[Begin]
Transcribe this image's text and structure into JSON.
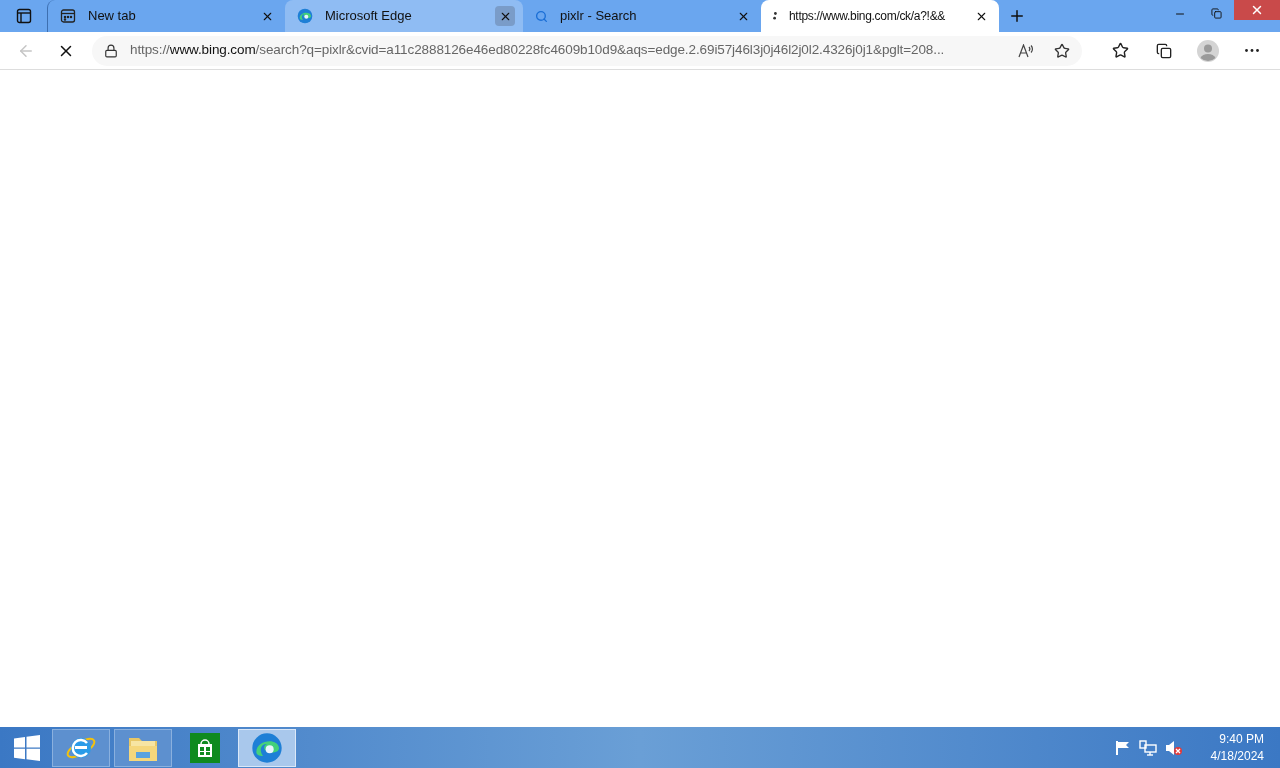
{
  "tabs": [
    {
      "kind": "newtab",
      "title": "New tab",
      "selected": false,
      "hovered": false
    },
    {
      "kind": "edge",
      "title": "Microsoft Edge",
      "selected": false,
      "hovered": true
    },
    {
      "kind": "search",
      "title": "pixlr - Search",
      "selected": false,
      "hovered": false
    },
    {
      "kind": "loading",
      "title": "https://www.bing.com/ck/a?!&&",
      "selected": true,
      "hovered": false
    }
  ],
  "address": {
    "scheme": "https://",
    "domain": "www.bing.com",
    "rest": "/search?q=pixlr&cvid=a11c2888126e46ed80228fc4609b10d9&aqs=edge.2.69i57j46l3j0j46l2j0l2.4326j0j1&pglt=208..."
  },
  "loading": true,
  "taskbar": {
    "items": [
      {
        "kind": "ie",
        "selected": false
      },
      {
        "kind": "explorer",
        "selected": false
      },
      {
        "kind": "store",
        "selected": false
      },
      {
        "kind": "edge",
        "selected": true
      }
    ],
    "time": "9:40 PM",
    "date": "4/18/2024"
  }
}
[End]
◆ Directions:
Your task is to repeat the data above exactly while excluding the pictures.

◆ Complete response:
Transcribe this image's text and structure into JSON.
{
  "tabs": [
    {
      "kind": "newtab",
      "title": "New tab",
      "selected": false,
      "hovered": false
    },
    {
      "kind": "edge",
      "title": "Microsoft Edge",
      "selected": false,
      "hovered": true
    },
    {
      "kind": "search",
      "title": "pixlr - Search",
      "selected": false,
      "hovered": false
    },
    {
      "kind": "loading",
      "title": "https://www.bing.com/ck/a?!&&",
      "selected": true,
      "hovered": false
    }
  ],
  "address": {
    "scheme": "https://",
    "domain": "www.bing.com",
    "rest": "/search?q=pixlr&cvid=a11c2888126e46ed80228fc4609b10d9&aqs=edge.2.69i57j46l3j0j46l2j0l2.4326j0j1&pglt=208..."
  },
  "loading": true,
  "taskbar": {
    "items": [
      {
        "kind": "ie",
        "selected": false
      },
      {
        "kind": "explorer",
        "selected": false
      },
      {
        "kind": "store",
        "selected": false
      },
      {
        "kind": "edge",
        "selected": true
      }
    ],
    "time": "9:40 PM",
    "date": "4/18/2024"
  }
}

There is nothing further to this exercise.